Extracts from a graphics dataset

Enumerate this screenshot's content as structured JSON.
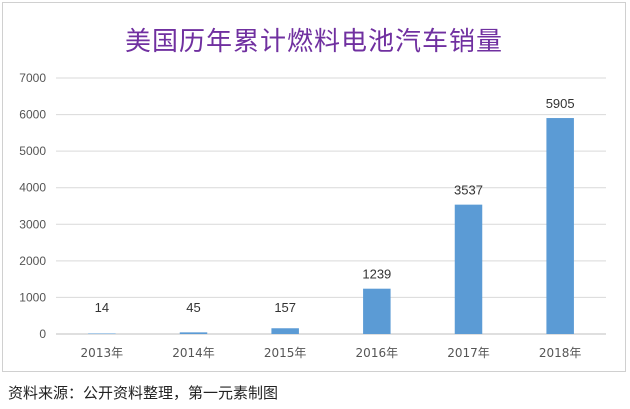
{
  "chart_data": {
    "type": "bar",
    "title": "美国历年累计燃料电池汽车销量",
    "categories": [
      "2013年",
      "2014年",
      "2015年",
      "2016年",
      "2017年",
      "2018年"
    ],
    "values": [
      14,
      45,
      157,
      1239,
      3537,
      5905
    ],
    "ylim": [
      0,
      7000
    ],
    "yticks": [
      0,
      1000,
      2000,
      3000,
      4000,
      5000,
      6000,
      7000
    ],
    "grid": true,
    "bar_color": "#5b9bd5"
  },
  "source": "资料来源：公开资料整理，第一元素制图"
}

• Directions:
Transcribe the full listing character for character. Pictures are excluded.

• Answer to this task:
Enumerate this screenshot's content as structured JSON.
{
  "chart_data": {
    "type": "bar",
    "title": "美国历年累计燃料电池汽车销量",
    "categories": [
      "2013年",
      "2014年",
      "2015年",
      "2016年",
      "2017年",
      "2018年"
    ],
    "values": [
      14,
      45,
      157,
      1239,
      3537,
      5905
    ],
    "ylim": [
      0,
      7000
    ],
    "yticks": [
      0,
      1000,
      2000,
      3000,
      4000,
      5000,
      6000,
      7000
    ],
    "grid": true,
    "bar_color": "#5b9bd5"
  },
  "source": "资料来源：公开资料整理，第一元素制图"
}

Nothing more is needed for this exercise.